Merci beaucoup monsieur.
Je vous remercie de votre aimable invitation et de m'avoir donné l'occasion de présenter au comité mon analyse de la situation des droits de la personne en Iran.
Près de deux ans se sont écoulés depuis le début de la présidence de Hassan Rouhani et des négociations nucléaires entre l'Iran et l'Occident, mais malheureusement, la situation des droits de la personne en Iran ne fait que se détériorer. Même si cela peut paraître paradoxal et qu'on aurait plutôt tendance à s'attendre à une amélioration dans la foulée des négociations, nous assistons à tout le contraire.
Dans mon exposé d'aujourd'hui, je voudrais expliquer pourquoi j'estime qu'il en est ainsi et parler des incidents qui ont aggravé la situation des droits de la personne au lieu de l'améliorer par rapport à la période précédant l’arrivée au pouvoir de Rouhani et le début des négociations.
Pour vous donner une analyse vraiment succincte, ces négociations sont perçues à Téhéran comme un signe de faiblesse. Même si les concessions au groupe P5+1 nous paraissent plutôt minimes, elles comptent pour Téhéran et constituent un signe de faiblesse du régime aux yeux des Iraniens. Cette faiblesse perçue pousse le régime à accroître la répression en redoublant de brutalité, en guise de compensation.
Téhéran a entamé les négociations nucléaires avec le groupe P5+1 dans une position désavantageuse. Le régime de sanctions internationales, ainsi que huit années de mauvaise gestion sous l’ancien président Ahmadinejad, ont nui à l’économie et le pays était au bord de la faillite. Rouhani a posé sa candidature à l’élection présidentielle en promettant d’améliorer l’économie iranienne, ce qui lui a valu d'être élu par le peuple iranien. Et comme le guide suprême Ali Khamenei comprenait le déplorable état de l'économie, il a respecté les résultats des élections et permis à M. Rouhani d'accéder à la présidence.
Bien entendu, tous les Iraniens ont compris que c'était la situation économique déplorable qui avait obligé le régime à accepter et à respecter le vote populaire. Le peuple iranien a compris encore plus clairement que l'Iran était en position de faiblesse lorsque de nombreux fonctionnaires du gouvernement Rouhani, après avoir consulté les livres comptables et étudié l'état de l'économie, ont découvert et admis publiquement que la situation héritée de M. Ahmadinejad était encore pire que prévu.
C’est dans ces conditions désastreuses que le 17 septembre 2013, le guide suprême Ali Khamenei a officiellement appuyé la diplomatie nucléaire de Rouhani en appelant à la « souplesse héroïque ». Toutefois, cette « souplesse héroïque » n’a été employée que pour traiter avec un ennemi de taille, les États-Unis. Dans ses relations avec le public iranien et l'opposition, le régime n'a pas fait preuve de souplesse, héroïque ou autre.

• CONSIGNES:
1. Dans l'exposé sur les droits de la personne en Iran, résumez sous forme de liste le paragraphe qui commence par « Téhéran a entamé les négociations nucléaires », en gardant ses faits principaux.
2. Poursuivez l'exposé sur les droits de la personne en Iran à partir de sa dernière phrase.
Les items qui suivent viennent d'une autre source.

• DONNÉES EXTRAITES:

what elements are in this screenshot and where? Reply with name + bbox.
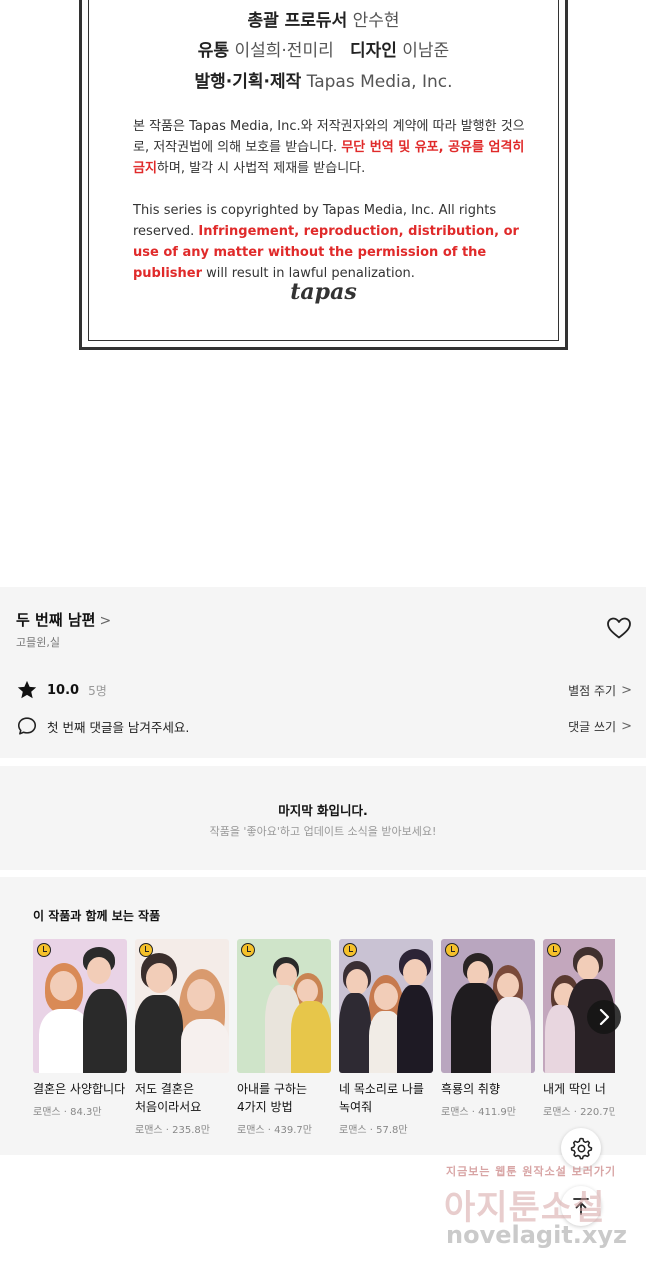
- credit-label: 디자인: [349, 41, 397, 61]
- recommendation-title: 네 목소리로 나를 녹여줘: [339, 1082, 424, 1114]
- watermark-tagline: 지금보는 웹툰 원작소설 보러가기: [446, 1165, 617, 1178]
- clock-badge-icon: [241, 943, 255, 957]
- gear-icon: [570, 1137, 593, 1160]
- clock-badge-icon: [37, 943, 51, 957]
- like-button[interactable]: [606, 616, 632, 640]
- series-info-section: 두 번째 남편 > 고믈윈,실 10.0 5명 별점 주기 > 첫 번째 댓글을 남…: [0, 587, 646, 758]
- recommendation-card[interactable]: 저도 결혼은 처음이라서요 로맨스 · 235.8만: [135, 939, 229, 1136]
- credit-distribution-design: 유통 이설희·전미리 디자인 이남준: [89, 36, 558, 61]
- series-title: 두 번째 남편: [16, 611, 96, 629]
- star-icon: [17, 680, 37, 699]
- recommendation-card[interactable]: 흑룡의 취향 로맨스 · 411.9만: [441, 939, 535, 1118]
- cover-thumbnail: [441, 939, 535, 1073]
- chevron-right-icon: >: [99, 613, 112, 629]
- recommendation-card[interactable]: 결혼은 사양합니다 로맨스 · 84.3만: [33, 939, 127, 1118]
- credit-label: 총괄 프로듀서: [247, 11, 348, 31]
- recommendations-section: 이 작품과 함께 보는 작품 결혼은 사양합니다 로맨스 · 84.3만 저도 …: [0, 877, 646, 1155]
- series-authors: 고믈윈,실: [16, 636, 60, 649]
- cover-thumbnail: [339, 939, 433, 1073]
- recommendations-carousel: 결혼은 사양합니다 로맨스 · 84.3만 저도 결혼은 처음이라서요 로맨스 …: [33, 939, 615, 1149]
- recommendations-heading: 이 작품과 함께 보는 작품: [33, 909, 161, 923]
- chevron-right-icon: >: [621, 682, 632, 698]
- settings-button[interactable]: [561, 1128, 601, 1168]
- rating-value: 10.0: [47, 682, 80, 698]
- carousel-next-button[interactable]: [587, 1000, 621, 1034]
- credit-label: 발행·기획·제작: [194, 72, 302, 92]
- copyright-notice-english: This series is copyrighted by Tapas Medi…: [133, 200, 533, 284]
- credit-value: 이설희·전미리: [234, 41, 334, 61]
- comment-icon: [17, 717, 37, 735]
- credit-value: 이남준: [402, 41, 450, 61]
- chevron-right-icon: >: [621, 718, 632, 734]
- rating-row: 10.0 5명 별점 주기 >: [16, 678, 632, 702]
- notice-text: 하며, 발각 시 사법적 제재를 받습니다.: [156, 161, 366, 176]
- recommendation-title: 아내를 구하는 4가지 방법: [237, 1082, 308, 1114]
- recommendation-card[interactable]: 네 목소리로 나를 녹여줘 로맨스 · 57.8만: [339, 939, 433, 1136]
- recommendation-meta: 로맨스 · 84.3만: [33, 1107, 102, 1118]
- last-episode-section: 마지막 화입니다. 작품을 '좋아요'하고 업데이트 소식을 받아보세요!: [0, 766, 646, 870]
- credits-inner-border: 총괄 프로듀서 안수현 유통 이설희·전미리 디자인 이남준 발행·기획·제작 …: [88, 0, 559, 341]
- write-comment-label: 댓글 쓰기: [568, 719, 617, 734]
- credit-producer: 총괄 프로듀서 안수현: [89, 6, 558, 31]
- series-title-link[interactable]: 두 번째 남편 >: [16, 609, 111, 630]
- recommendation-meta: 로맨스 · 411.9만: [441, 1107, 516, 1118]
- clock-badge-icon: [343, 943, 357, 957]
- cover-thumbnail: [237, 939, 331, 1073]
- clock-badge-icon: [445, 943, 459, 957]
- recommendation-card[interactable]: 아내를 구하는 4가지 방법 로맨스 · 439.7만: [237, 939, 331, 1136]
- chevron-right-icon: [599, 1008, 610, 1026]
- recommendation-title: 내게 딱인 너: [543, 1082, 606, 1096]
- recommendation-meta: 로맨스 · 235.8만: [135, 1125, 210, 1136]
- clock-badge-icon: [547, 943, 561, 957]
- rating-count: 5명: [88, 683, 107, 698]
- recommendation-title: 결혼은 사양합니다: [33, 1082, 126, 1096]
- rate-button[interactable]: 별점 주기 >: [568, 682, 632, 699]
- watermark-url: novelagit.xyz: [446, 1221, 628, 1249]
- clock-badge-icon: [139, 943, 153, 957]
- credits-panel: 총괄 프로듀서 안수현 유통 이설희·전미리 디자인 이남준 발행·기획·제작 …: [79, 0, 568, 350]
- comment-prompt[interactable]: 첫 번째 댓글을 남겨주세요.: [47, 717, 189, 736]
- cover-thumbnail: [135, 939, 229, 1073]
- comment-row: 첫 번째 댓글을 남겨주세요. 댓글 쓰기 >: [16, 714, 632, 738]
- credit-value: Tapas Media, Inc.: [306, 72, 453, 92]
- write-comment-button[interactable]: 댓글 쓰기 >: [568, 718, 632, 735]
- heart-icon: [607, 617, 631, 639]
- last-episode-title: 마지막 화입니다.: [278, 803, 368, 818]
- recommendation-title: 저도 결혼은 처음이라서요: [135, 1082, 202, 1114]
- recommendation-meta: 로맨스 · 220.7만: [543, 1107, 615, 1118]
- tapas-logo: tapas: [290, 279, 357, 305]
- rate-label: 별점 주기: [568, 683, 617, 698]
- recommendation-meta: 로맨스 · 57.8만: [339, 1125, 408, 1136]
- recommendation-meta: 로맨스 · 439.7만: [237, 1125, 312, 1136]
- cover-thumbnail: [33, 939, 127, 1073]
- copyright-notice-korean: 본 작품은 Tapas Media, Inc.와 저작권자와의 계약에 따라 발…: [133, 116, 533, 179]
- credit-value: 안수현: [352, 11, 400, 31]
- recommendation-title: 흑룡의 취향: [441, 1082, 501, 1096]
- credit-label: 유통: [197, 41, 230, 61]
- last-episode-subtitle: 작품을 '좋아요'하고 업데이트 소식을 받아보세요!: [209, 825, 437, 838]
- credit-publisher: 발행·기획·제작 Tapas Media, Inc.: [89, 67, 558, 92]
...
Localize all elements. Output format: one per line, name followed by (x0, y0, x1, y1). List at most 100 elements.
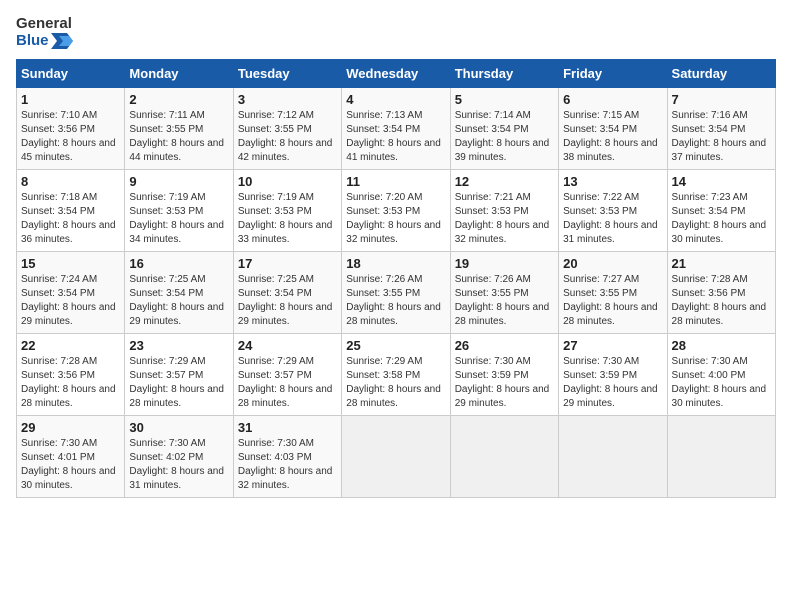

• RÉPONSES PAR CONSIGNE:
1.
- Téhéran a commencé les négociations nucléaires avec le groupe P5+1 en position de faiblesse.
- Les sanctions internationales et huit ans de mauvaise gestion sous Ahmadinejad avaient nui à l'économie, et le pays était au bord de la faillite.
- Rouhani a été élu président en promettant d'améliorer l'économie.
- Conscient du mauvais état de l'économie, le guide suprême Ali Khamenei a respecté le résultat de l'élection et laissé Rouhani devenir président.

2.
Si nous nous penchons sur le nombre d'exécutions qui ont eu lieu en Iran, et je crois que plusieurs de nos collègues ici présents ont peut-être des chiffres plus à jour, en 2014, il y en a eu au moins 753, dont 53 exécutions publiques. Il s’agit du nombre le plus élevé de ces 12 dernières années. En comparaison, 580 exécutions ont eu lieu en 2012 et 687 en 2013. La plupart des exécutions étaient liées aux drogues ou aux homicides, mais nous sommes persuadés que les exécutions publiques constituaient des démonstrations de force et de pouvoir de la part du gouvernement central. Tout cela se passe sous la présidence de M. Rouhani.
C'est également sous sa présidence que la République islamique a poursuivi sa pratique de détention arbitraire des dissidents politiques. Parmi les exemples les plus éloquents se trouvent Mehdi Karroubi et Mir-Hossein Mousavi, dirigeants du Mouvement vert prodémocratique iranien, qui sont toujours assignés à résidence. M. Rouhani n'a rien fait pour secourir ces personnes très respectées.
Ali Motahari, un parlementaire qui a profité de sa tribune pour demander leur libération, a été sauvagement battu le mois dernier par des groupes de justiciers proches de l’organisation paramilitaire Basij. Motahari et son chauffeur ont cherché refuge dans un poste de police local, mais les agents se sont contentés de regarder pendant que la foule s'acharnait contre M. Motahari.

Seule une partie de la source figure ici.